:: Material supplied ::

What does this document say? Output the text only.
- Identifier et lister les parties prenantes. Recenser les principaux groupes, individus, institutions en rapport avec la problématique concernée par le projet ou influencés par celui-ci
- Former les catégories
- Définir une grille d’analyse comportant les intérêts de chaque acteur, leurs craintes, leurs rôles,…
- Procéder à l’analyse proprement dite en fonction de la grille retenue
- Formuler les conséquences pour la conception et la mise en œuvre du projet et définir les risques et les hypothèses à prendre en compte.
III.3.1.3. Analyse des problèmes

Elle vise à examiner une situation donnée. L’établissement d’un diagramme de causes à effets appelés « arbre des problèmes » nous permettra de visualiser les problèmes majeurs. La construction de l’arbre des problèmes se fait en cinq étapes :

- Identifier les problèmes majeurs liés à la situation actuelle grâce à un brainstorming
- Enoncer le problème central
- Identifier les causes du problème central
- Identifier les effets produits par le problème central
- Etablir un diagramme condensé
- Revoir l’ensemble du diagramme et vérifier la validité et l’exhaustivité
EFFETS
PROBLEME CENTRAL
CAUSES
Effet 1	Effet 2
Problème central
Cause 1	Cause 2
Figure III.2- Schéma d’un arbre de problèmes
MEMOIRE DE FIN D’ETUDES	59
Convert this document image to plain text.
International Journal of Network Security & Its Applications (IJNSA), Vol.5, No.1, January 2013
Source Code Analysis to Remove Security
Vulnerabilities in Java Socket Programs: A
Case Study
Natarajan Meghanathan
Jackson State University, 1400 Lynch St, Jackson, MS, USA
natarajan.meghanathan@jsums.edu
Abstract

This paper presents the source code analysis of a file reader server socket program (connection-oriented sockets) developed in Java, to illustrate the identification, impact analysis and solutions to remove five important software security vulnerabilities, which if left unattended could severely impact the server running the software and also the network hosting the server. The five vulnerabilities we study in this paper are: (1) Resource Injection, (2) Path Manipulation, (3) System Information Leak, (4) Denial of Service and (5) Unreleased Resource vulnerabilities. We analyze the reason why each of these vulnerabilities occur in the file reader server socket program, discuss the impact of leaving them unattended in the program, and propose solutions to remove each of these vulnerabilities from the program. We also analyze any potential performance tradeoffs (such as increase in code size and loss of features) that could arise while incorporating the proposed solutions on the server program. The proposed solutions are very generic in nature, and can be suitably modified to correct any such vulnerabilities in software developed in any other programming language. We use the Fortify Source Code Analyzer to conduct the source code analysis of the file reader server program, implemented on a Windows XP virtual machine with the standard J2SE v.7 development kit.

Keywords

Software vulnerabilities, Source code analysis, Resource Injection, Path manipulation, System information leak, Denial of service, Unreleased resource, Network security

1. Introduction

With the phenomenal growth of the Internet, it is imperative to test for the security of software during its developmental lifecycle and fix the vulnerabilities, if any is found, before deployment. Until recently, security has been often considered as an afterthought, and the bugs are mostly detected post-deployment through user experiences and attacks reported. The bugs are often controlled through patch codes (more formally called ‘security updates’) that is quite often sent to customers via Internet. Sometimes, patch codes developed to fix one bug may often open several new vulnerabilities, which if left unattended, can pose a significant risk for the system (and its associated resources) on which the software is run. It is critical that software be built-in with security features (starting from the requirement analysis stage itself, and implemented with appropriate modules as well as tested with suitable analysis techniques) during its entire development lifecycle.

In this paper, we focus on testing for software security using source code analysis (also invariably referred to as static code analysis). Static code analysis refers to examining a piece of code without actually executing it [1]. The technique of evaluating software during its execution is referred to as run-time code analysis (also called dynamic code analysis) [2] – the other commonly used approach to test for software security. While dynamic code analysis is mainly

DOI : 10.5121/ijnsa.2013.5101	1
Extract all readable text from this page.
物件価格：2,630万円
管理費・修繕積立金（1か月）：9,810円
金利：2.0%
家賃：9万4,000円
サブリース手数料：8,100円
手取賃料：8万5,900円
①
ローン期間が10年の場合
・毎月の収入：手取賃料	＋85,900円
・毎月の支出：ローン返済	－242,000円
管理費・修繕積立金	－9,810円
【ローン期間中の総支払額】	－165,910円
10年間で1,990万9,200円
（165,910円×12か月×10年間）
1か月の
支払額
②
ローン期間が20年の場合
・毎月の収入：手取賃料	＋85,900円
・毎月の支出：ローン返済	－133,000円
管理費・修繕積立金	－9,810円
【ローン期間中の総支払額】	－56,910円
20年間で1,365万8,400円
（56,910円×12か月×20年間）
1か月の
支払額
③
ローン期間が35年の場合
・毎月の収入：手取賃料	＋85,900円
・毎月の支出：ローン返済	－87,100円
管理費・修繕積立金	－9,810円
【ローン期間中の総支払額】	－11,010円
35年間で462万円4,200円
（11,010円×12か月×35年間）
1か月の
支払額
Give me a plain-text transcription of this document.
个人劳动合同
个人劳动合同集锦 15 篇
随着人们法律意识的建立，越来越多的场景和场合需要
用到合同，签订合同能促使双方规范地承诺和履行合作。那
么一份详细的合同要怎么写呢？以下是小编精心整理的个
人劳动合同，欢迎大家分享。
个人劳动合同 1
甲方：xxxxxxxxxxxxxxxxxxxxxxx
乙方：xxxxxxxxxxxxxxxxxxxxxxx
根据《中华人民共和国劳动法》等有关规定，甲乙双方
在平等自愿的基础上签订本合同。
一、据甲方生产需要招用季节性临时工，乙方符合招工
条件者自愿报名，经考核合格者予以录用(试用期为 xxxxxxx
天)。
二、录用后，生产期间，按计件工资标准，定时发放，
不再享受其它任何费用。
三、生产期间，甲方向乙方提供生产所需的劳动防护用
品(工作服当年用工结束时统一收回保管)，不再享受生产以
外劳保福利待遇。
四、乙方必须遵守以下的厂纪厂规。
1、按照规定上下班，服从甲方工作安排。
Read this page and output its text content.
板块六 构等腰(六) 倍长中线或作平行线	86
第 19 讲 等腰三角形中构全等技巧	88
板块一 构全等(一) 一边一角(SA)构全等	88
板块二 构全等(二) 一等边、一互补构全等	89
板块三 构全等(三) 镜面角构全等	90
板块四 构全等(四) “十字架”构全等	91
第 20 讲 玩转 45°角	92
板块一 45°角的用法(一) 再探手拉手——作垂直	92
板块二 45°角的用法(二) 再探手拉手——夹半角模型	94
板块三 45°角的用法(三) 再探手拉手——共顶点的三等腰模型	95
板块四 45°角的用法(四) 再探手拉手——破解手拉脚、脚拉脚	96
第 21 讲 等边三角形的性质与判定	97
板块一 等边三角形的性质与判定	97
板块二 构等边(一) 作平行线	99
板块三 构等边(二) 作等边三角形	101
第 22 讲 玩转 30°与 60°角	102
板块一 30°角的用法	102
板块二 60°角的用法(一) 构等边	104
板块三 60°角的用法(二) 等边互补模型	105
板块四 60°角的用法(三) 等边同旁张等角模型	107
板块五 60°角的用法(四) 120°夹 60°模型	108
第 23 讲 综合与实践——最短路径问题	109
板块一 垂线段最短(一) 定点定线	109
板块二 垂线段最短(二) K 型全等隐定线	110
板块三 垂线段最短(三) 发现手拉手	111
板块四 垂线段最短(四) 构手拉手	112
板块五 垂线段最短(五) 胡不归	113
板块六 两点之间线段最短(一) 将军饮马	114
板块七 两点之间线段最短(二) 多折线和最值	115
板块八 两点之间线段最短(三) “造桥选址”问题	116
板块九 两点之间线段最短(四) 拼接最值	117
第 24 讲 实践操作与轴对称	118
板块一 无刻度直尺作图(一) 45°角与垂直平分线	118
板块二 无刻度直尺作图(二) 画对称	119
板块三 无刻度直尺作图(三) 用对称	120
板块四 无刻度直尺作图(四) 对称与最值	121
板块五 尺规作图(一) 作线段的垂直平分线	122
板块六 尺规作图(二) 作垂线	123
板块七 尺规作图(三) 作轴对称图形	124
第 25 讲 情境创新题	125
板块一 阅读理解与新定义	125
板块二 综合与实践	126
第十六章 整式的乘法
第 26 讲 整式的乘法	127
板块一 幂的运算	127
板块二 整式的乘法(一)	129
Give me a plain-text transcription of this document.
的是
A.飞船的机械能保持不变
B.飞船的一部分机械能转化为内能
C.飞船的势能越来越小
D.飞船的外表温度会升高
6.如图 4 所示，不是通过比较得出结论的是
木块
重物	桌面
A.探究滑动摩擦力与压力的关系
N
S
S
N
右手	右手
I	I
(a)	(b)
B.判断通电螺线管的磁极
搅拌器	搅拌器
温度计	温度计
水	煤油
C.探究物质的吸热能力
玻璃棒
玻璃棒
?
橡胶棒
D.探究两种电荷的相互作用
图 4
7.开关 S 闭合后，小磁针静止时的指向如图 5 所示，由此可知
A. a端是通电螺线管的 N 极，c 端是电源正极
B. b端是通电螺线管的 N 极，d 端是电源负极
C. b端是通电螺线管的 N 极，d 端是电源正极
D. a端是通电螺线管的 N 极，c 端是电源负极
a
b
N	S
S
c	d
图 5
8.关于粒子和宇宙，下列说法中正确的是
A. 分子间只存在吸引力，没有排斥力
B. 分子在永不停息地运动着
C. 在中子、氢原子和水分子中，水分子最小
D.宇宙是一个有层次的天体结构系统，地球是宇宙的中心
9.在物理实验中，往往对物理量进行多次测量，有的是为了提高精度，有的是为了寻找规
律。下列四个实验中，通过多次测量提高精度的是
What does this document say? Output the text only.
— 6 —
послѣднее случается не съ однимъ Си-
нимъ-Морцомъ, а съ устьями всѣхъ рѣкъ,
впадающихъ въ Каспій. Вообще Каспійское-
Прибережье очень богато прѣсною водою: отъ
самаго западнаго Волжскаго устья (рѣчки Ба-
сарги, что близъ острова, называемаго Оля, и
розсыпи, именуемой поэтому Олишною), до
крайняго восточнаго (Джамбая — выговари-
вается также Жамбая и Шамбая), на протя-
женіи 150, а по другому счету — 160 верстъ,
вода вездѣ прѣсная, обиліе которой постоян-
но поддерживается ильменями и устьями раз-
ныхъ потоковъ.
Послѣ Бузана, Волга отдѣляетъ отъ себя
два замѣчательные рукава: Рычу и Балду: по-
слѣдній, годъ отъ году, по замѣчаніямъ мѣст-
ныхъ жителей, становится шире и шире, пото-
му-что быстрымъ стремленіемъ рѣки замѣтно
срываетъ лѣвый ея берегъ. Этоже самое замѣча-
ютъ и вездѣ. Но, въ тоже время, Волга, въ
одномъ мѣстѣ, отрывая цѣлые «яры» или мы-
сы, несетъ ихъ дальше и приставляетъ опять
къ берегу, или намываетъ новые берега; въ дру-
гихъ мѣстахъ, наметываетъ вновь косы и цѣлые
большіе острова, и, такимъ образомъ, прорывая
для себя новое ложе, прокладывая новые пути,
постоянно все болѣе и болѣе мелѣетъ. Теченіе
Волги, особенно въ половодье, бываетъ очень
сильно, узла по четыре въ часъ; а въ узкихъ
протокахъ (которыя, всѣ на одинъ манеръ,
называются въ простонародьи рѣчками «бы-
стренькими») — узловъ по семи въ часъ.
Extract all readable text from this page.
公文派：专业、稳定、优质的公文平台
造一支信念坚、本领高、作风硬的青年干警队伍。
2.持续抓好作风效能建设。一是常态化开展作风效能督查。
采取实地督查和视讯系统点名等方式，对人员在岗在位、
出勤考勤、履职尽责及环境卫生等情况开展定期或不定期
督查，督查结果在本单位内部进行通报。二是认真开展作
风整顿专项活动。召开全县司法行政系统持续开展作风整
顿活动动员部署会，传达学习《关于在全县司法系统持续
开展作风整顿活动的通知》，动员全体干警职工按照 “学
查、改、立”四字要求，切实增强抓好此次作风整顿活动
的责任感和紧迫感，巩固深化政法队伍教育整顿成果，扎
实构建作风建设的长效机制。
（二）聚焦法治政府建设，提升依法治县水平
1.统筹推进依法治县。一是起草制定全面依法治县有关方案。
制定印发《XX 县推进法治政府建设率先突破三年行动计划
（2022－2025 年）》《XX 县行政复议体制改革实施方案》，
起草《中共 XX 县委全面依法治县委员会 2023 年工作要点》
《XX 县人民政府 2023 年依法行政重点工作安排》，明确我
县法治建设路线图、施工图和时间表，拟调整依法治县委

:: Given task ::
Pick out the lines above that hold the string "problèmes" and show them.

:: Written answer ::
III.3.1.3. Analyse des problèmes
Elle vise à examiner une situation donnée. L’établissement d’un diagramme de causes à effets appelés « arbre des problèmes » nous permettra de visualiser les problèmes majeurs. La construction de l’arbre des problèmes se fait en cinq étapes :
- Identifier les problèmes majeurs liés à la situation actuelle grâce à un brainstorming
Figure III.2- Schéma d’un arbre de problèmes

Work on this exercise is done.